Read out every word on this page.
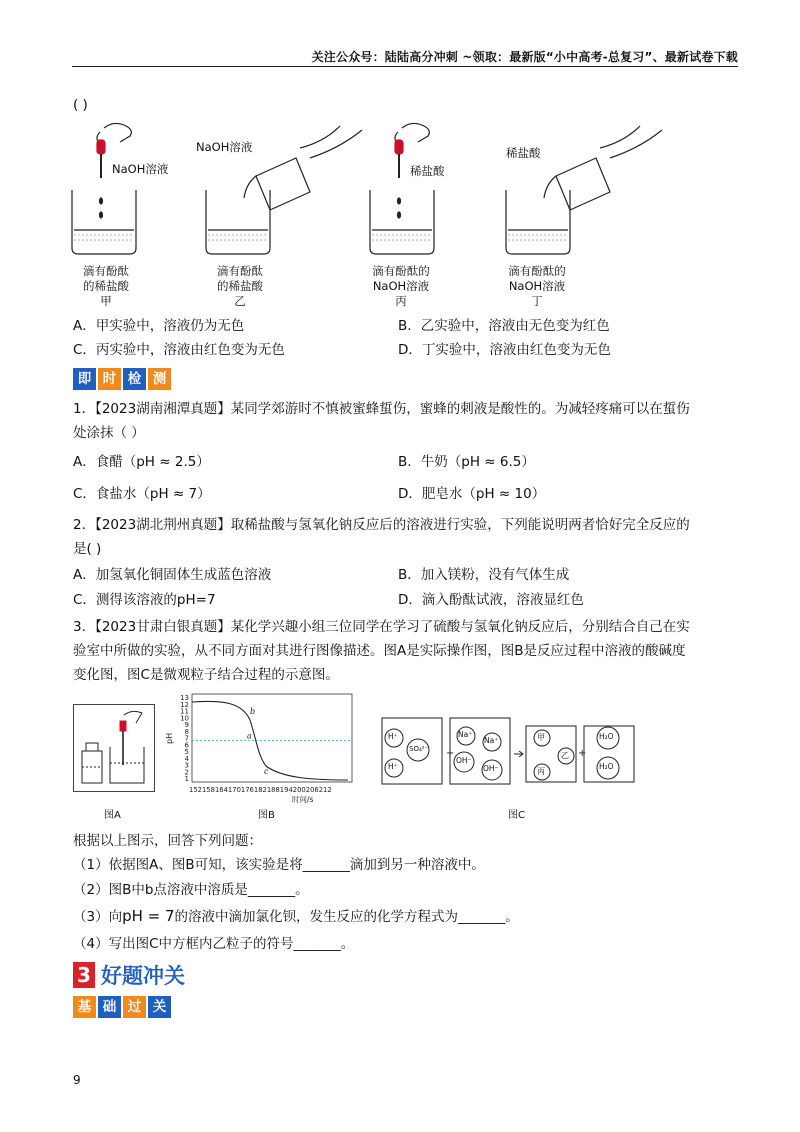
关注公众号：陆陆高分冲刺 ~领取：最新版“小中高考-总复习”、最新试卷下载
( )
NaOH溶液
NaOH溶液
稀盐酸
稀盐酸
滴有酚酞
的稀盐酸
甲
滴有酚酞
的稀盐酸
乙
滴有酚酞的
NaOH溶液
丙
滴有酚酞的
NaOH溶液
丁
A．甲实验中，溶液仍为无色	B．乙实验中，溶液由无色变为红色
C．丙实验中，溶液由红色变为无色	D．丁实验中，溶液由红色变为无色
即 时 检 测
1．【2023湖南湘潭真题】某同学郊游时不慎被蜜蜂蜇伤，蜜蜂的刺液是酸性的。为减轻疼痛可以在蜇伤
处涂抹（ ）
A．食醋（pH ≈ 2.5）	B．牛奶（pH ≈ 6.5）
C．食盐水（pH ≈ 7）	D．肥皂水（pH ≈ 10）
2．【2023湖北荆州真题】取稀盐酸与氢氧化钠反应后的溶液进行实验，下列能说明两者恰好完全反应的
是( )
A．加氢氧化铜固体生成蓝色溶液	B．加入镁粉，没有气体生成
C．测得该溶液的pH=7	D．滴入酚酞试液，溶液显红色
3．【2023甘肃白银真题】某化学兴趣小组三位同学在学习了硫酸与氢氧化钠反应后，分别结合自己在实
验室中所做的实验，从不同方面对其进行图像描述。图A是实际操作图，图B是反应过程中溶液的酸碱度
变化图，图C是微观粒子结合过程的示意图。
图A
13
12
11
10
9
8
7
6
5
4
3
2
1
b
a
c
pH
152158164170176182188194200206212
时间/s
图B
+	+
H⁺
SO₄²⁻
H⁺
Na⁺
Na⁺
OH⁻
OH⁻
甲
乙
丙
H₂O
H₂O
图C
根据以上图示，回答下列问题：
（1）依据图A、图B可知，该实验是将_______滴加到另一种溶液中。
（2）图B中b点溶液中溶质是_______。
（3）向pH = 7的溶液中滴加氯化钡，发生反应的化学方程式为_______。
（4）写出图C中方框内乙粒子的符号_______。
3 好题冲关
基 础 过 关
9
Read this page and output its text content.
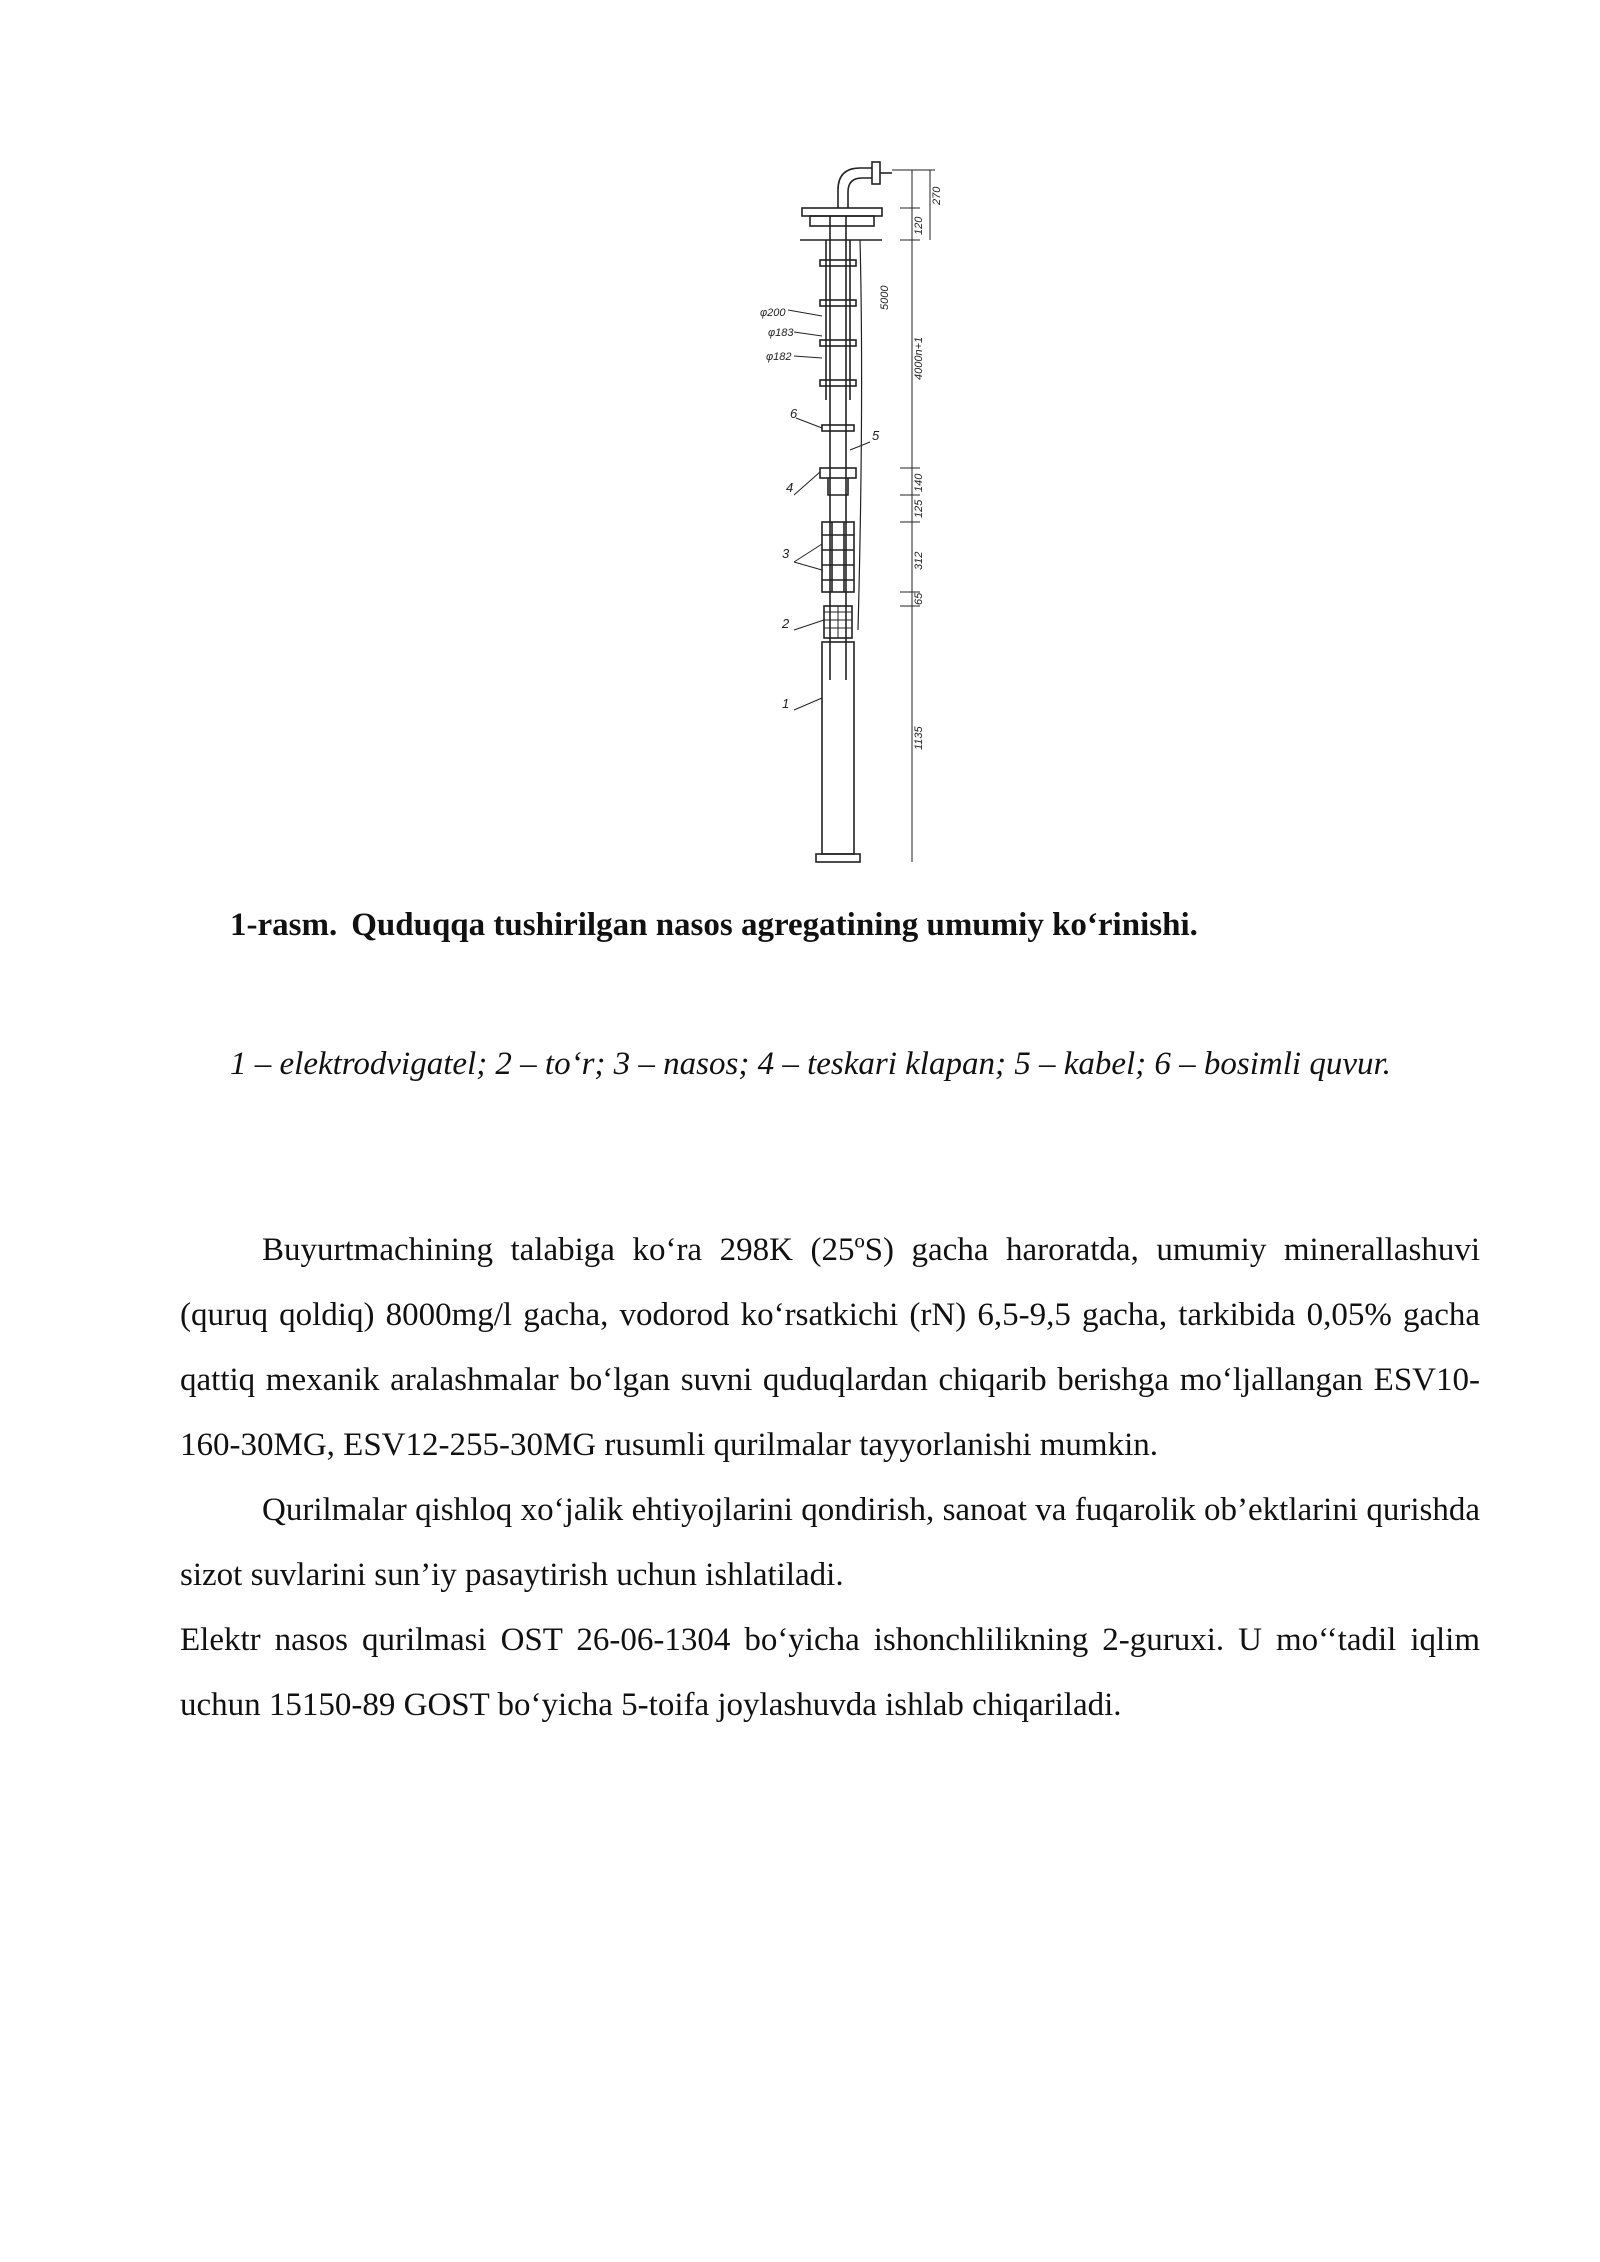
270
120
5000
4000n+1
140
125
312
65
1135
φ200
φ183
φ182
6
5
4
3
2
1
1-rasm. Quduqqa tushirilgan nasos agregatining umumiy ko‘rinishi.
1 – elektrodvigatel; 2 – to‘r; 3 – nasos; 4 – teskari klapan; 5 – kabel; 6 – bosimli quvur.

Buyurtmachining talabiga ko‘ra 298K (25ºS) gacha haroratda, umumiy minerallashuvi (quruq qoldiq) 8000mg/l gacha, vodorod ko‘rsatkichi (rN) 6,5-9,5 gacha, tarkibida 0,05% gacha qattiq mexanik aralashmalar bo‘lgan suvni quduqlardan chiqarib berishga mo‘ljallangan ESV10-160-30MG, ESV12-255-30MG rusumli qurilmalar tayyorlanishi mumkin.

Qurilmalar qishloq xo‘jalik ehtiyojlarini qondirish, sanoat va fuqarolik ob’ektlarini qurishda sizot suvlarini sun’iy pasaytirish uchun ishlatiladi.

Elektr nasos qurilmasi OST 26-06-1304 bo‘yicha ishonchlilikning 2-guruxi. U mo‘‘tadil iqlim uchun 15150-89 GOST bo‘yicha 5-toifa joylashuvda ishlab chiqariladi.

######

Everything from the line with "Read this page and output its text content." through the final line of the records above should be written out exactly, minus the pictures.

**Response:**
Read this page and output its text content.
270
120
5000
4000n+1
140
125
312
65
1135
φ200
φ183
φ182
6
5
4
3
2
1
1-rasm. Quduqqa tushirilgan nasos agregatining umumiy ko‘rinishi.
1 – elektrodvigatel; 2 – to‘r; 3 – nasos; 4 – teskari klapan; 5 – kabel; 6 – bosimli quvur.

Buyurtmachining talabiga ko‘ra 298K (25ºS) gacha haroratda, umumiy minerallashuvi (quruq qoldiq) 8000mg/l gacha, vodorod ko‘rsatkichi (rN) 6,5-9,5 gacha, tarkibida 0,05% gacha qattiq mexanik aralashmalar bo‘lgan suvni quduqlardan chiqarib berishga mo‘ljallangan ESV10-160-30MG, ESV12-255-30MG rusumli qurilmalar tayyorlanishi mumkin.

Qurilmalar qishloq xo‘jalik ehtiyojlarini qondirish, sanoat va fuqarolik ob’ektlarini qurishda sizot suvlarini sun’iy pasaytirish uchun ishlatiladi.

Elektr nasos qurilmasi OST 26-06-1304 bo‘yicha ishonchlilikning 2-guruxi. U mo‘‘tadil iqlim uchun 15150-89 GOST bo‘yicha 5-toifa joylashuvda ishlab chiqariladi.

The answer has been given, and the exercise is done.